**Your task:**
Are you able to quote each entry exactly as written?

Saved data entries
++++

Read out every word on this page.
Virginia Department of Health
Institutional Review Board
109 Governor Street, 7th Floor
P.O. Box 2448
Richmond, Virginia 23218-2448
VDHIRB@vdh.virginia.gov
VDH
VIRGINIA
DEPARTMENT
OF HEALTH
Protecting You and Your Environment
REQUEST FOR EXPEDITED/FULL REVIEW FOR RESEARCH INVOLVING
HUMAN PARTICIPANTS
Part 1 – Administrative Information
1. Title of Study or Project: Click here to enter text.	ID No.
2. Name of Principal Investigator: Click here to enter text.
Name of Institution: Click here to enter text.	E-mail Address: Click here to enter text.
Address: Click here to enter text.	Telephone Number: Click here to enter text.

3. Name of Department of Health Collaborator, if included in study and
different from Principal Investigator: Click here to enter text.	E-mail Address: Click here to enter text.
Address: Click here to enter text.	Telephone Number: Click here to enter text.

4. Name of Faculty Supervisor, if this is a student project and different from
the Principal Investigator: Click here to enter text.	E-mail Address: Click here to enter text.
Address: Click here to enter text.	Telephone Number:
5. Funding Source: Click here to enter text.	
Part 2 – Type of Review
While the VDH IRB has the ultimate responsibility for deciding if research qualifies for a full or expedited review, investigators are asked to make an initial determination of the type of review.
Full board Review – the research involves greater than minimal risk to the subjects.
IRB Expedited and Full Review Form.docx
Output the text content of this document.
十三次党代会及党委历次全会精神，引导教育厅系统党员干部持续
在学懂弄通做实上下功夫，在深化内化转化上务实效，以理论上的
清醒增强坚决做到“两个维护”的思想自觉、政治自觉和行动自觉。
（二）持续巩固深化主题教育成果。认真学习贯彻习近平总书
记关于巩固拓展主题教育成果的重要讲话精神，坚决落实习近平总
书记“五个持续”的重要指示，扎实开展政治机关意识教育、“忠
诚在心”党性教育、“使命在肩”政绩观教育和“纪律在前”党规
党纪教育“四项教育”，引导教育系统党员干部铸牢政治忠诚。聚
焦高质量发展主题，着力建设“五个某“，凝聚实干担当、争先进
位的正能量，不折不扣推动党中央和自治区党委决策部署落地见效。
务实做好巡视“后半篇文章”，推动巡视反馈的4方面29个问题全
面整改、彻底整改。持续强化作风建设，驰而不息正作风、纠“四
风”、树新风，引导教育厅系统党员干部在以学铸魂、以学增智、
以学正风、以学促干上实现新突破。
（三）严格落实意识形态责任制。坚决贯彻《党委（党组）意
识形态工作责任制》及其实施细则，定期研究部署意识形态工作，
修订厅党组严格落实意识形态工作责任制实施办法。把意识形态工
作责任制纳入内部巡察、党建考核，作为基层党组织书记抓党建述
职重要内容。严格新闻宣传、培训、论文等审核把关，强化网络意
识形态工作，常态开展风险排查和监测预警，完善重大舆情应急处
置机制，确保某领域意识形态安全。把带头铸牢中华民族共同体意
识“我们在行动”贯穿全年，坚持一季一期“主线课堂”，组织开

++++

**Exercise solution:**
Read out every word on this page.
Virginia Department of Health
Institutional Review Board
109 Governor Street, 7th Floor
P.O. Box 2448
Richmond, Virginia 23218-2448
VDHIRB@vdh.virginia.gov
VDH
VIRGINIA
DEPARTMENT
OF HEALTH
Protecting You and Your Environment
REQUEST FOR EXPEDITED/FULL REVIEW FOR RESEARCH INVOLVING
HUMAN PARTICIPANTS
Part 1 – Administrative Information
1. Title of Study or Project: Click here to enter text.	ID No.
2. Name of Principal Investigator: Click here to enter text.
Name of Institution: Click here to enter text.	E-mail Address: Click here to enter text.
Address: Click here to enter text.	Telephone Number: Click here to enter text.

3. Name of Department of Health Collaborator, if included in study and
different from Principal Investigator: Click here to enter text.	E-mail Address: Click here to enter text.
Address: Click here to enter text.	Telephone Number: Click here to enter text.

4. Name of Faculty Supervisor, if this is a student project and different from
the Principal Investigator: Click here to enter text.	E-mail Address: Click here to enter text.
Address: Click here to enter text.	Telephone Number:
5. Funding Source: Click here to enter text.	
Part 2 – Type of Review
While the VDH IRB has the ultimate responsibility for deciding if research qualifies for a full or expedited review, investigators are asked to make an initial determination of the type of review.
Full board Review – the research involves greater than minimal risk to the subjects.
IRB Expedited and Full Review Form.docx
Output the text content of this document.
十三次党代会及党委历次全会精神，引导教育厅系统党员干部持续
在学懂弄通做实上下功夫，在深化内化转化上务实效，以理论上的
清醒增强坚决做到“两个维护”的思想自觉、政治自觉和行动自觉。
（二）持续巩固深化主题教育成果。认真学习贯彻习近平总书
记关于巩固拓展主题教育成果的重要讲话精神，坚决落实习近平总
书记“五个持续”的重要指示，扎实开展政治机关意识教育、“忠
诚在心”党性教育、“使命在肩”政绩观教育和“纪律在前”党规
党纪教育“四项教育”，引导教育系统党员干部铸牢政治忠诚。聚
焦高质量发展主题，着力建设“五个某“，凝聚实干担当、争先进
位的正能量，不折不扣推动党中央和自治区党委决策部署落地见效。
务实做好巡视“后半篇文章”，推动巡视反馈的4方面29个问题全
面整改、彻底整改。持续强化作风建设，驰而不息正作风、纠“四
风”、树新风，引导教育厅系统党员干部在以学铸魂、以学增智、
以学正风、以学促干上实现新突破。
（三）严格落实意识形态责任制。坚决贯彻《党委（党组）意
识形态工作责任制》及其实施细则，定期研究部署意识形态工作，
修订厅党组严格落实意识形态工作责任制实施办法。把意识形态工
作责任制纳入内部巡察、党建考核，作为基层党组织书记抓党建述
职重要内容。严格新闻宣传、培训、论文等审核把关，强化网络意
识形态工作，常态开展风险排查和监测预警，完善重大舆情应急处
置机制，确保某领域意识形态安全。把带头铸牢中华民族共同体意
识“我们在行动”贯穿全年，坚持一季一期“主线课堂”，组织开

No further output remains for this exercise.